#### [Supplied records]
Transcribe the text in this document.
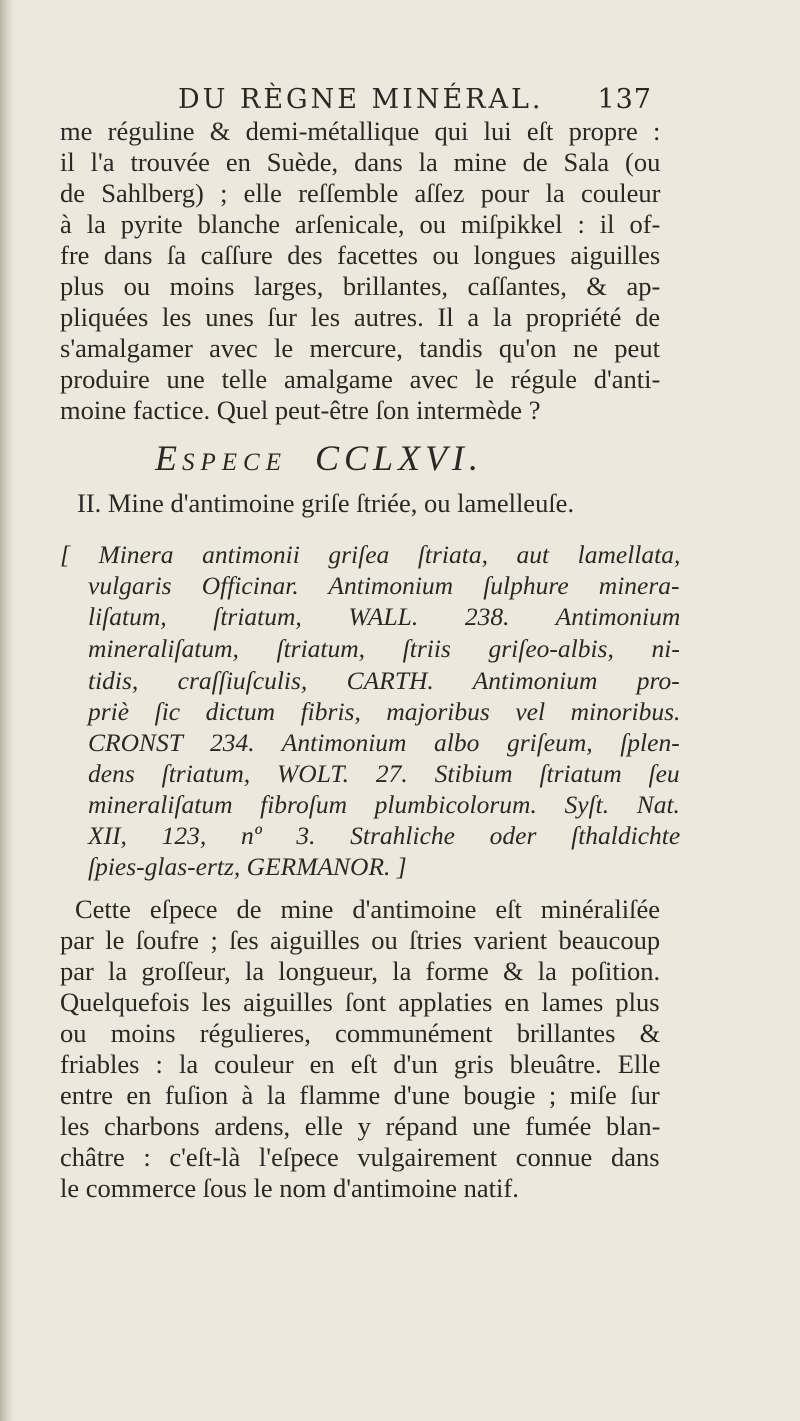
DU RÈGNE MINÉRAL. 137
me réguline & demi-métallique qui lui eſt propre :
il l'a trouvée en Suède, dans la mine de Sala (ou
de Sahlberg) ; elle reſſemble aſſez pour la couleur
à la pyrite blanche arſenicale, ou miſpikkel : il of-
fre dans ſa caſſure des facettes ou longues aiguilles
plus ou moins larges, brillantes, caſſantes, & ap-
pliquées les unes ſur les autres. Il a la propriété de
s'amalgamer avec le mercure, tandis qu'on ne peut
produire une telle amalgame avec le régule d'anti-
moine factice. Quel peut-être ſon intermède ?
ESPECE CCLXVI.
II. Mine d'antimoine griſe ſtriée, ou lamelleuſe.
[ Minera antimonii griſea ſtriata, aut lamellata,
vulgaris Officinar. Antimonium ſulphure minera-
liſatum, ſtriatum, WALL. 238. Antimonium
mineraliſatum, ſtriatum, ſtriis griſeo-albis, ni-
tidis, craſſiuſculis, CARTH. Antimonium pro-
priè ſic dictum fibris, majoribus vel minoribus.
CRONST 234. Antimonium albo griſeum, ſplen-
dens ſtriatum, WOLT. 27. Stibium ſtriatum ſeu
mineraliſatum fibroſum plumbicolorum. Syſt. Nat.
XII, 123, nº 3. Strahliche oder ſthaldichte
ſpies-glas-ertz, GERMANOR. ]
Cette eſpece de mine d'antimoine eſt minéraliſée
par le ſoufre ; ſes aiguilles ou ſtries varient beaucoup
par la groſſeur, la longueur, la forme & la poſition.
Quelquefois les aiguilles ſont applaties en lames plus
ou moins régulieres, communément brillantes &
friables : la couleur en eſt d'un gris bleuâtre. Elle
entre en fuſion à la flamme d'une bougie ; miſe ſur
les charbons ardens, elle y répand une fumée blan-
châtre : c'eſt-là l'eſpece vulgairement connue dans
le commerce ſous le nom d'antimoine natif.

#### [Stated problem]
Go through the material above and copy each line that has the word "peut".

#### [Answer below]
s'amalgamer avec le mercure, tandis qu'on ne peut
moine factice. Quel peut-être ſon intermède ?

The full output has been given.